=== RECORDED INFORMATION ===
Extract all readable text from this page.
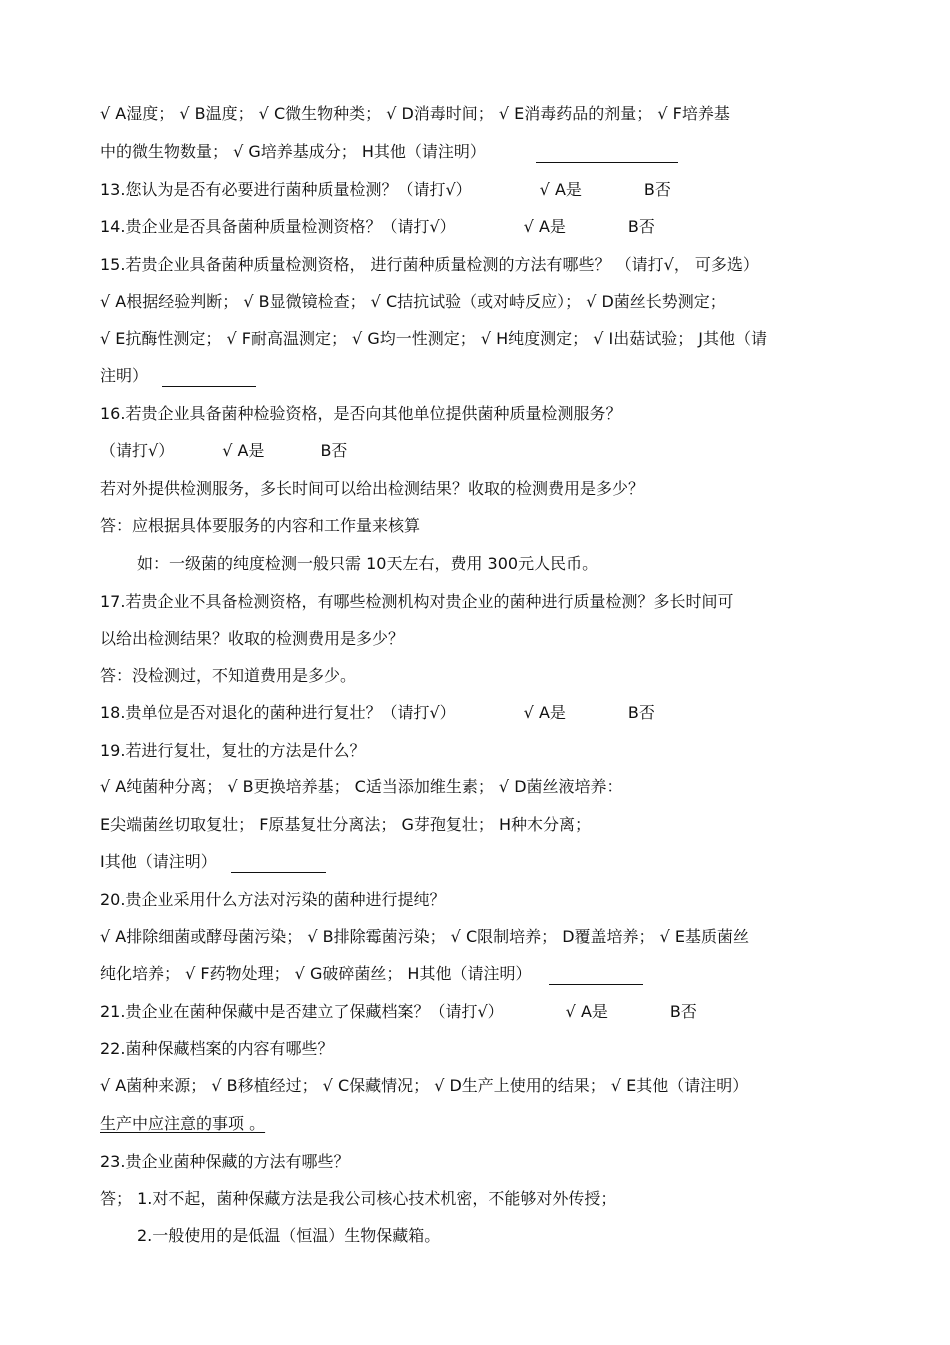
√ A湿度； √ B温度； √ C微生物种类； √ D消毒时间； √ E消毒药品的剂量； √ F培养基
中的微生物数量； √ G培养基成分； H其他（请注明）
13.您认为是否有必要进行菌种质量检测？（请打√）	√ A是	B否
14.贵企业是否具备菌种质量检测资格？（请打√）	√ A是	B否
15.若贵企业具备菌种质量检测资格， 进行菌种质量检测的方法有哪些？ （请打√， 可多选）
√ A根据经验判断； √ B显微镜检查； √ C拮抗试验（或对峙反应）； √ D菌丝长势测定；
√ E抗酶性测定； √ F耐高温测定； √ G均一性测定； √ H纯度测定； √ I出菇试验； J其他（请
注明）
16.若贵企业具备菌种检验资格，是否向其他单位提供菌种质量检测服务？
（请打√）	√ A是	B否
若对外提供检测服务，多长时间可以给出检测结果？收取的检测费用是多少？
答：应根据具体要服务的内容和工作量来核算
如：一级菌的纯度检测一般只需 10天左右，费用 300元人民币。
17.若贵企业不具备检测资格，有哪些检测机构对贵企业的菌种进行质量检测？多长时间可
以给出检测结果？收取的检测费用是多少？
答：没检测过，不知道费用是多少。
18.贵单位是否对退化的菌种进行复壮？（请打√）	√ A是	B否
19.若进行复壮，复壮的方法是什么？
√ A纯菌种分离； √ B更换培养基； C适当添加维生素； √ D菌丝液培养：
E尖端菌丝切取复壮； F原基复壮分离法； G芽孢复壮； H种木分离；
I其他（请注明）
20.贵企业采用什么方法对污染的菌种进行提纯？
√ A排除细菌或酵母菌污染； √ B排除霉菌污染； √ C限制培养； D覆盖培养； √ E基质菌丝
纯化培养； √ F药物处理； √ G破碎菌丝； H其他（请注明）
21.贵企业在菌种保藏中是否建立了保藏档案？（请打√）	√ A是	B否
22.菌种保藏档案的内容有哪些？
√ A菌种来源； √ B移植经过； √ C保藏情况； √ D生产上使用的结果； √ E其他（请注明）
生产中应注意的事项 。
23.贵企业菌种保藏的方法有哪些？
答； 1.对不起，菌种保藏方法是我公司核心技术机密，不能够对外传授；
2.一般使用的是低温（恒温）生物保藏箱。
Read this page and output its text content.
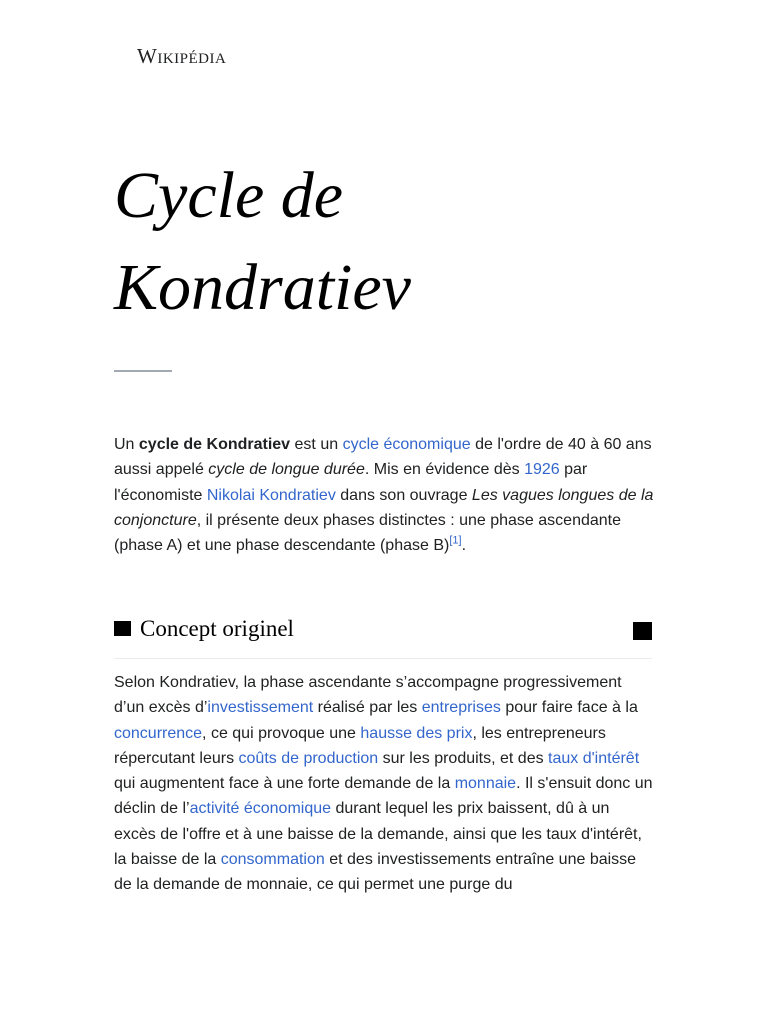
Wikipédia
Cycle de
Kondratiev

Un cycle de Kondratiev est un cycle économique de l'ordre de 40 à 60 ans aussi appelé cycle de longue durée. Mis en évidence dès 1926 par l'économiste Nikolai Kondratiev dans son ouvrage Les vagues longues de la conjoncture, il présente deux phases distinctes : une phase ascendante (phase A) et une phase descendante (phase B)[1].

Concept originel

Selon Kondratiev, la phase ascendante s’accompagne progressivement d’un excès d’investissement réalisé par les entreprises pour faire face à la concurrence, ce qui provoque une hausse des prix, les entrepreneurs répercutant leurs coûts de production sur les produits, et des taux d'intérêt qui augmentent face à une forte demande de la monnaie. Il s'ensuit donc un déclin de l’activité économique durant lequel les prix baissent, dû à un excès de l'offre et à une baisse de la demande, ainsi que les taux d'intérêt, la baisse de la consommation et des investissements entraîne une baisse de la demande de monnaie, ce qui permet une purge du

--

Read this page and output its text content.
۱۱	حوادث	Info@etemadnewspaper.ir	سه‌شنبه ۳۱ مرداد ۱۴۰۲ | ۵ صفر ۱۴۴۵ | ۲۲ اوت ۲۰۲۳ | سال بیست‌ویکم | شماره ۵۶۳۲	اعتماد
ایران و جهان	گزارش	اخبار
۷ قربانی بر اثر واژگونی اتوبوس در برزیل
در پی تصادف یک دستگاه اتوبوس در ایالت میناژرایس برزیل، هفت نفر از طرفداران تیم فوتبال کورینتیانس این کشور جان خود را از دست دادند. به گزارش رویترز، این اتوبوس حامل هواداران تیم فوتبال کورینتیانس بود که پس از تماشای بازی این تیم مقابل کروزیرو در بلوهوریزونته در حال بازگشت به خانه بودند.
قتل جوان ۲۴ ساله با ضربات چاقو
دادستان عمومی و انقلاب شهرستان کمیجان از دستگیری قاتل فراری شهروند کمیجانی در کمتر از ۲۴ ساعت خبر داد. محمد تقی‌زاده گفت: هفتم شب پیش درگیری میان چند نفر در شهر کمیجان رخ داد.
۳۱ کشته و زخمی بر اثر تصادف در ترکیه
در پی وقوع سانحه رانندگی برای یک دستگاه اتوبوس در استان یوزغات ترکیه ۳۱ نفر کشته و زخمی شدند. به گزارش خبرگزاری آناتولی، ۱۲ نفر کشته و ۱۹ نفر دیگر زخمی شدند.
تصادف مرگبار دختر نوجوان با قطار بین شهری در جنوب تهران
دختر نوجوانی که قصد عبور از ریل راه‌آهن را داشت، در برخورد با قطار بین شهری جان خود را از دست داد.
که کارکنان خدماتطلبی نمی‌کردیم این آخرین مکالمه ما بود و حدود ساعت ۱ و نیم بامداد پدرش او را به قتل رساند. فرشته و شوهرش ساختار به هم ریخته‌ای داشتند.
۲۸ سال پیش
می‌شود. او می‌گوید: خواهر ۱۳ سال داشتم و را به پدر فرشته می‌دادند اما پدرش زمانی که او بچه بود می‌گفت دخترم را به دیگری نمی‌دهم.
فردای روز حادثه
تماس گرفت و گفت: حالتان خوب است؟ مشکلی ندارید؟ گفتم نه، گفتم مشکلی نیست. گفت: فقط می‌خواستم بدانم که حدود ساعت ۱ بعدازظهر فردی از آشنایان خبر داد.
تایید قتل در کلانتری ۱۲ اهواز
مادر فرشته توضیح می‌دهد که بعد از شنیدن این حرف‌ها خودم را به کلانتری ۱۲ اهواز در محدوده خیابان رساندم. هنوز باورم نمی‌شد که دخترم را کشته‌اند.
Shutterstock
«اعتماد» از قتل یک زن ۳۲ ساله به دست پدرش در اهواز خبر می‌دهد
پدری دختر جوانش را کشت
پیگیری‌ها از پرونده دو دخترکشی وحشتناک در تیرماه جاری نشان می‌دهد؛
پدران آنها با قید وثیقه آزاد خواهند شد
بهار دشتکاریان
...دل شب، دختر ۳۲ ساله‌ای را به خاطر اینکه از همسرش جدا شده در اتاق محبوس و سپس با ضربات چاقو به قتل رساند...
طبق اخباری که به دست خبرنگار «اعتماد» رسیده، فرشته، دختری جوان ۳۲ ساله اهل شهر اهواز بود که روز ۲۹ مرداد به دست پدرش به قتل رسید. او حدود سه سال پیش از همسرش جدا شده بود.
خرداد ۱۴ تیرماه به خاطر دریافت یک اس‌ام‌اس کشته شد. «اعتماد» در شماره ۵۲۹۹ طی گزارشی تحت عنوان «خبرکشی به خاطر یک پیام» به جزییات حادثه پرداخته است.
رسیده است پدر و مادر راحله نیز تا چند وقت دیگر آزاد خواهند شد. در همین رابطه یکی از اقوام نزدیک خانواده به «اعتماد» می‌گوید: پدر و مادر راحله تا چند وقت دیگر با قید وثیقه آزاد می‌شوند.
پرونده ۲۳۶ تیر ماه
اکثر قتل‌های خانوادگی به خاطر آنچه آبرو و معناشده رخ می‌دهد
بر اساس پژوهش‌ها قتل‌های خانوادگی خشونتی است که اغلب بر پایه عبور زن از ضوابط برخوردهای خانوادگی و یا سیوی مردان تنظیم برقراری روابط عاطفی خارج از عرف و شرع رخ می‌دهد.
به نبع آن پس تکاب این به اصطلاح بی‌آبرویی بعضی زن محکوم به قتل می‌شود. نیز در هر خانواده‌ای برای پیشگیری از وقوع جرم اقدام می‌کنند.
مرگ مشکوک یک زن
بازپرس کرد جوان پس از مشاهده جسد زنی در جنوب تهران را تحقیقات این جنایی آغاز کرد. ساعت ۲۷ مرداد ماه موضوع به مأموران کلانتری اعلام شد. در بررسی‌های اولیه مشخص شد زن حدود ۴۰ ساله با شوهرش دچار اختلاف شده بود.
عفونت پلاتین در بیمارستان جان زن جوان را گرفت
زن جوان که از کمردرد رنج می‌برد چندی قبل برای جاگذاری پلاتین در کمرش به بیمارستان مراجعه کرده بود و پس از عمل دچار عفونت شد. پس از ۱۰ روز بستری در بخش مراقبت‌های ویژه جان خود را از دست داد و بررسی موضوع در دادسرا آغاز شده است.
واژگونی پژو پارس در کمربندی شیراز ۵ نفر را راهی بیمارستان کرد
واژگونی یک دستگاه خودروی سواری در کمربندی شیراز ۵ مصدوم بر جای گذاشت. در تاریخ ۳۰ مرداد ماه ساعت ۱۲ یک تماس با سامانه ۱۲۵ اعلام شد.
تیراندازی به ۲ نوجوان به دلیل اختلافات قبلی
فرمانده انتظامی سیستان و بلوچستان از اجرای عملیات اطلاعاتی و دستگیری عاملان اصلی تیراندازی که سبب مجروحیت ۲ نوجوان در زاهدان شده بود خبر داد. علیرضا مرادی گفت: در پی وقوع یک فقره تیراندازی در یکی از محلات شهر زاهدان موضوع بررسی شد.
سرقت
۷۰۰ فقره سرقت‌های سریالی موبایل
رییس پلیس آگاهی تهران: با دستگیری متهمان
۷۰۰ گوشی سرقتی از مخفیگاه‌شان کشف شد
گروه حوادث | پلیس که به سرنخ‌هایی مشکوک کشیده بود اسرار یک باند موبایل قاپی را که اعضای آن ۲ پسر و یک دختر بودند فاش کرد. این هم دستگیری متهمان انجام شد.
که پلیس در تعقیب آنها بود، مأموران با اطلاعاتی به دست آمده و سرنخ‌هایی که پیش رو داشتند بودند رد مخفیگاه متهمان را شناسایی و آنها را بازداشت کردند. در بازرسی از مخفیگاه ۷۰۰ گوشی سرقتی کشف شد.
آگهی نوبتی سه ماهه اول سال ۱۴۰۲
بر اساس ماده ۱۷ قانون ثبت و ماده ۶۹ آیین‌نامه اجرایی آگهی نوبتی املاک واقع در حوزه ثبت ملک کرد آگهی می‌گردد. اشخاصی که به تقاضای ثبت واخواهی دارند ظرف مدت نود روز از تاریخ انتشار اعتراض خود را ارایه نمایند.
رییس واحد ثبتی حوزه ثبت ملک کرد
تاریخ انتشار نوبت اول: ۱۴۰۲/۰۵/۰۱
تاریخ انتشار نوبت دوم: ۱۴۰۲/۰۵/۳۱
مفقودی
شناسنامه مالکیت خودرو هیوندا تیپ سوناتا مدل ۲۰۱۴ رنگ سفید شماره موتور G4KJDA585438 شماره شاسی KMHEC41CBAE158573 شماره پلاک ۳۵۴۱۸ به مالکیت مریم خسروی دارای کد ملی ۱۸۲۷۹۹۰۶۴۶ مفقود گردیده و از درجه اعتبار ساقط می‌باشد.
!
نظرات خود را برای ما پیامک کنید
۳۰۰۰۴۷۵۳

=== STATED TASK ===
Extract all lines of the records above that include "عفونت".

=== EXERCISE RESPONSE ===
عفونت پلاتین در بیمارستان جان زن جوان را گرفت
زن جوان که از کمردرد رنج می‌برد چندی قبل برای جاگذاری پلاتین در کمرش به بیمارستان مراجعه کرده بود و پس از عمل دچار عفونت شد. پس از ۱۰ روز بستری در بخش مراقبت‌های ویژه جان خود را از دست داد و بررسی موضوع در دادسرا آغاز شده است.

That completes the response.